**Dataset excerpt**

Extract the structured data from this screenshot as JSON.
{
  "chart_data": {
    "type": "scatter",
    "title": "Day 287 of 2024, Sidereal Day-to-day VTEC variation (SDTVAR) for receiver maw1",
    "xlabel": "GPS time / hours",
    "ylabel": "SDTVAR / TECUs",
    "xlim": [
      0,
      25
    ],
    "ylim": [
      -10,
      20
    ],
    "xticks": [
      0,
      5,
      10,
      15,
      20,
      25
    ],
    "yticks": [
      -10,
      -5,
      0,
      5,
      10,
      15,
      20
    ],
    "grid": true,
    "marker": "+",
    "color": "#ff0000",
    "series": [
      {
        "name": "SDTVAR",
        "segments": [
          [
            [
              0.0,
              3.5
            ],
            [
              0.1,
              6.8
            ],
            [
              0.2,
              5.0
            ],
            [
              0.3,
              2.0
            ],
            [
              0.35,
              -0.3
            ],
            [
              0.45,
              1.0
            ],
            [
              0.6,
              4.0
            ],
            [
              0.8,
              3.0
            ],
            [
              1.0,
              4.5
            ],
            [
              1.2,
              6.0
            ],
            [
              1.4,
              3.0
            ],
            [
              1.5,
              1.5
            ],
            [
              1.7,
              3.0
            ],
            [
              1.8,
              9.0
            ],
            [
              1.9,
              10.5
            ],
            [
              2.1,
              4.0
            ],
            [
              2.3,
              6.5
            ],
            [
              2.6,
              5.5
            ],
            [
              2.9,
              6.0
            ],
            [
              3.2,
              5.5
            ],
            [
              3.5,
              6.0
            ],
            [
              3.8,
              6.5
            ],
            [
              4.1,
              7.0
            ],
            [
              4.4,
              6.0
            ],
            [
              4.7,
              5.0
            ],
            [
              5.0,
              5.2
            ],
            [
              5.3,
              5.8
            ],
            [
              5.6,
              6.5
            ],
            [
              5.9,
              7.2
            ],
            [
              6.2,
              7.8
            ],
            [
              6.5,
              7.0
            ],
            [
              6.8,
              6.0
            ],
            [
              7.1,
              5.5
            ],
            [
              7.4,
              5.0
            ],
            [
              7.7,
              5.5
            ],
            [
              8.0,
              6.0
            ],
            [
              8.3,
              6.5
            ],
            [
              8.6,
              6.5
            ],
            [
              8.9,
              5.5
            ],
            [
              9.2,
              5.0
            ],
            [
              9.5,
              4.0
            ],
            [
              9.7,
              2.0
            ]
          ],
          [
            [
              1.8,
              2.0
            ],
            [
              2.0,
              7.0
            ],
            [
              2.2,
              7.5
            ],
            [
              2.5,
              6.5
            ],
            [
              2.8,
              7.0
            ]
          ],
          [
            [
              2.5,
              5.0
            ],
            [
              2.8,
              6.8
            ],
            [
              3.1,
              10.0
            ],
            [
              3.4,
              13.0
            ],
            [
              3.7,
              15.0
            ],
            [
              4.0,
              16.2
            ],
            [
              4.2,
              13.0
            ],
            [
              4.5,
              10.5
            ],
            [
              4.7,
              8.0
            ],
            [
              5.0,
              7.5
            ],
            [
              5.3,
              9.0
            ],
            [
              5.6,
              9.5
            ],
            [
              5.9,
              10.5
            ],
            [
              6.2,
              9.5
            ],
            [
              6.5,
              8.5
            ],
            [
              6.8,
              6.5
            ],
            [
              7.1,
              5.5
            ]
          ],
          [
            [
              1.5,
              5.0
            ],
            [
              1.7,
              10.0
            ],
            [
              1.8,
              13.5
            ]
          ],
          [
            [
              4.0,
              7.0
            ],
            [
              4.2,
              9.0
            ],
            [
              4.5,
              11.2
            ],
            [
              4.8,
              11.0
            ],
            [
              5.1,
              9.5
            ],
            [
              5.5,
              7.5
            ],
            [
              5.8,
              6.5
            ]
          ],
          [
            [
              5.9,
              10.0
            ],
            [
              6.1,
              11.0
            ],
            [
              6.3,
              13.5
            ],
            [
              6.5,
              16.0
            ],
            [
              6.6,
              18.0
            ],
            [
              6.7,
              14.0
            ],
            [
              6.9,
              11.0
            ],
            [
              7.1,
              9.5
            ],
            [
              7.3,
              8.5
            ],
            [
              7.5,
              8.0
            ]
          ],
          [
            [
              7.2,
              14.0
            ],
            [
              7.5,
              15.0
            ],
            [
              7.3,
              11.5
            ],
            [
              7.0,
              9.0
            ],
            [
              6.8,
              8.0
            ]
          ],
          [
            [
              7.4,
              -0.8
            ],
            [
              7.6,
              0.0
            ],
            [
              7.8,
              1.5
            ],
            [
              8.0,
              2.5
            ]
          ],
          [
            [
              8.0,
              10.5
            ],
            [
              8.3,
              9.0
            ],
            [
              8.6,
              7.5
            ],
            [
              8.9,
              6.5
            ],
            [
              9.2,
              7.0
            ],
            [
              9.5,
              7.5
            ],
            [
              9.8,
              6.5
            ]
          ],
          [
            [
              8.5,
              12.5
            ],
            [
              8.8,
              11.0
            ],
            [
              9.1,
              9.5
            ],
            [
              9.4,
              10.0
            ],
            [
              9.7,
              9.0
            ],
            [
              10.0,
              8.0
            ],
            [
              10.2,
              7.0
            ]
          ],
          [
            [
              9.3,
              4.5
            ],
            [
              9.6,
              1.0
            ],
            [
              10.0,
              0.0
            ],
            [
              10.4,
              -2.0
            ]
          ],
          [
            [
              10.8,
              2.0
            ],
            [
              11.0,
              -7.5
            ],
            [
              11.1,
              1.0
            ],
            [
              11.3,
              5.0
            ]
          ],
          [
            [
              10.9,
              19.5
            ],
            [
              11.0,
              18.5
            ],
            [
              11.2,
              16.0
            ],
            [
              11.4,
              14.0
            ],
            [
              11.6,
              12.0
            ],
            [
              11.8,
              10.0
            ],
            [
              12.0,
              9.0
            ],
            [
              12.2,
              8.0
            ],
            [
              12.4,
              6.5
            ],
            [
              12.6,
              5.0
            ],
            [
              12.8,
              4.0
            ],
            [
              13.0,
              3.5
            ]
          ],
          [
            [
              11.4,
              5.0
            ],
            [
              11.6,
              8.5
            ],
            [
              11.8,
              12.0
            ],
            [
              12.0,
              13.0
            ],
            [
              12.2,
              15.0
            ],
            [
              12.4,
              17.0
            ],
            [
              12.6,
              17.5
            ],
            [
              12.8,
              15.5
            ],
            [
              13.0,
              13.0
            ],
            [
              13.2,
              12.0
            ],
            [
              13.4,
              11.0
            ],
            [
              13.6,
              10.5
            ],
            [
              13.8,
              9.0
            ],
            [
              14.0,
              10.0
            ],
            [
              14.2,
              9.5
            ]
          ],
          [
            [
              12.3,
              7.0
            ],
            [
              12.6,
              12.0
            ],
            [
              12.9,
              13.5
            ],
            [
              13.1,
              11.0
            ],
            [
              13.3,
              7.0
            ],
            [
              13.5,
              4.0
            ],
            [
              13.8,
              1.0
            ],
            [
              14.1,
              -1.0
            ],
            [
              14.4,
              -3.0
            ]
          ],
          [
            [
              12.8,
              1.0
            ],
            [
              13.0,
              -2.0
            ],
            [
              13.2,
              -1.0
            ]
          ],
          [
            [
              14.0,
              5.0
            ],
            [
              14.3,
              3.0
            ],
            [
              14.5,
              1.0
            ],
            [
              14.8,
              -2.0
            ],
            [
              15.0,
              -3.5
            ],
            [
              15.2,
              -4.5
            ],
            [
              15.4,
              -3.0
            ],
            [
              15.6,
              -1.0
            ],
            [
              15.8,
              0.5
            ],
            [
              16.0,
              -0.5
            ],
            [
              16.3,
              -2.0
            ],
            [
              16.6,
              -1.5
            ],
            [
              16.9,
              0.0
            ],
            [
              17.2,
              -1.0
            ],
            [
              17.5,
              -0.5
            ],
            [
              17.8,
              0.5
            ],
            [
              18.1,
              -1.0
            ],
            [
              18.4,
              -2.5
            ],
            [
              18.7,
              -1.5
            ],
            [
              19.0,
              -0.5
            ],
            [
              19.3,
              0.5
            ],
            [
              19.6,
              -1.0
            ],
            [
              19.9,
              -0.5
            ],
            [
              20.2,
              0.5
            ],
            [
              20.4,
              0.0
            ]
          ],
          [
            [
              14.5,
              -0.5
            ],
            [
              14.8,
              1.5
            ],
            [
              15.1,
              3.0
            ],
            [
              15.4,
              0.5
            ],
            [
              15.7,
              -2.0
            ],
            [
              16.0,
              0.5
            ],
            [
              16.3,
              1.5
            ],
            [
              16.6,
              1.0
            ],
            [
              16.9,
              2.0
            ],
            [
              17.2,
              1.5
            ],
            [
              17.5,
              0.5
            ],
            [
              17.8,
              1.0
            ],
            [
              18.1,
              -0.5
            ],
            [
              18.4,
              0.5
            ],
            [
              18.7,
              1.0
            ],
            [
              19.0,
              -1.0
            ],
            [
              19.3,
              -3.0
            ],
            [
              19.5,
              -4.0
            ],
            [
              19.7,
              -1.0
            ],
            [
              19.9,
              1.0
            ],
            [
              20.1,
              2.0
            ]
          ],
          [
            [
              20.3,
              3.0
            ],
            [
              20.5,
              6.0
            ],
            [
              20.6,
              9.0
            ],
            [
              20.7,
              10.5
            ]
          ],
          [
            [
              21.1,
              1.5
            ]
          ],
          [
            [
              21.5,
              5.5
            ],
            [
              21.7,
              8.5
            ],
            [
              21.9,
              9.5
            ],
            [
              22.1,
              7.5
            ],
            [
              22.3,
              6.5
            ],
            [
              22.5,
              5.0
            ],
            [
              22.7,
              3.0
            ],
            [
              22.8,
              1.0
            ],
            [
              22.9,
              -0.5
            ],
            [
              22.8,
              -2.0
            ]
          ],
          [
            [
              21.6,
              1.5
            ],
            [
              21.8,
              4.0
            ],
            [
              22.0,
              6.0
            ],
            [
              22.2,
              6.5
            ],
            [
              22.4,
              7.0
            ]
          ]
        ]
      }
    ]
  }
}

**TASK STATEMENT**
Make a copy of each line that contains the string "SDTVAR".

**THE RESPONSE**
    "title": "Day 287 of 2024, Sidereal Day-to-day VTEC variation (SDTVAR) for receiver maw1",
    "ylabel": "SDTVAR / TECUs",
        "name": "SDTVAR",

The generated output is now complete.